START Records for the task
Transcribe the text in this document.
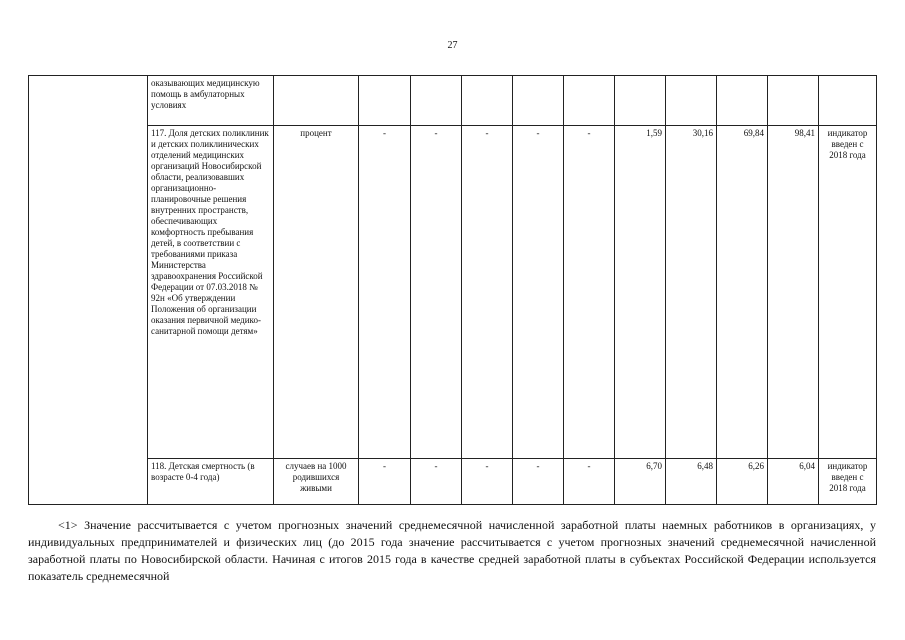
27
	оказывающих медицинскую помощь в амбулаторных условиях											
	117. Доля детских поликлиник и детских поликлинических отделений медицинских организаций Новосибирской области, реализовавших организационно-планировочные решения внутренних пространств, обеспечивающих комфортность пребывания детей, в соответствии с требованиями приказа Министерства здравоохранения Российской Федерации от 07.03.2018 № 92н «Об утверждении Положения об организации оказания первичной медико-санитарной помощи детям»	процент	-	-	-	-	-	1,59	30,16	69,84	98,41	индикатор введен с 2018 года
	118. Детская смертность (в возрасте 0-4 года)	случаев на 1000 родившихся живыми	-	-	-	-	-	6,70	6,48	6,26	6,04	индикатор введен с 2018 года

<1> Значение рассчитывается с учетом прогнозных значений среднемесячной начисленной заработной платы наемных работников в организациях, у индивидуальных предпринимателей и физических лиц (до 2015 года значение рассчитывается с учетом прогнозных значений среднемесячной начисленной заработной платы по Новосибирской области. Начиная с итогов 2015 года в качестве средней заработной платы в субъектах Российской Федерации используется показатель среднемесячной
END Records for the task
START Records for the task
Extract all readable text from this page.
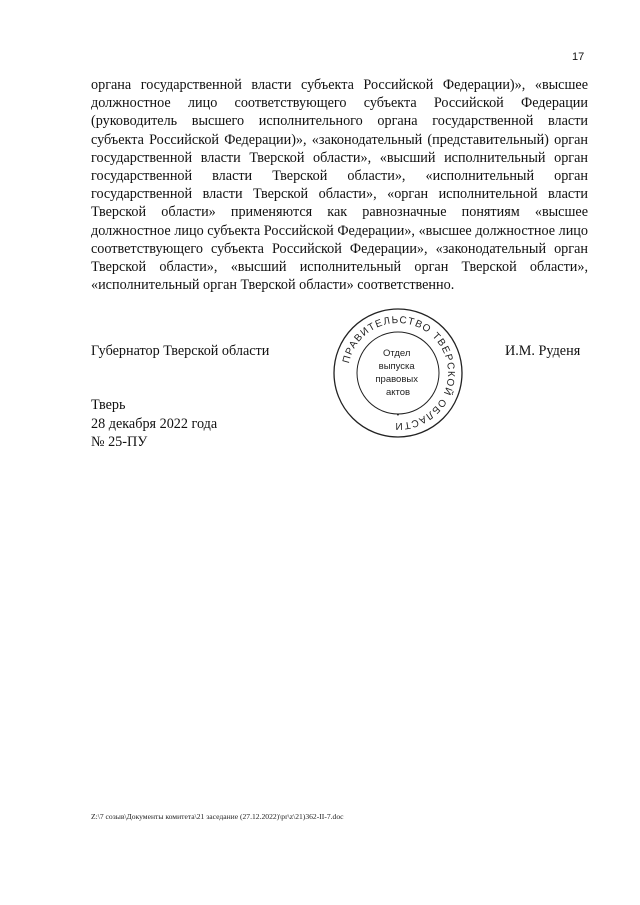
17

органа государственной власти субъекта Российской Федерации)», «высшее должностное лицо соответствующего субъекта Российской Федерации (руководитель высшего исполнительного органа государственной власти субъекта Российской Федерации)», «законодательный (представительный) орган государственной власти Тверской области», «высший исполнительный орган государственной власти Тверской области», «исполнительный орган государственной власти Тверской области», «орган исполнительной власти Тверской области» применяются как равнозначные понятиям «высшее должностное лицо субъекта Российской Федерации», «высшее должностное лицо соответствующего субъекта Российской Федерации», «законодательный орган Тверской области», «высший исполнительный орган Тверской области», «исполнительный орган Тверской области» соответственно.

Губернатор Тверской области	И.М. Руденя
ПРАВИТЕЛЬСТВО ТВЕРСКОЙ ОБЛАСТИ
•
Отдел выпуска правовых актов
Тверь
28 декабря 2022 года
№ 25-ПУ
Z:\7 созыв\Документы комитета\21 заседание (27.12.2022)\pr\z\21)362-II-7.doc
END Records for the task
Write out every line of the data that holds the word "this".

Transcribe the text in this document.
Extract all readable text from this page.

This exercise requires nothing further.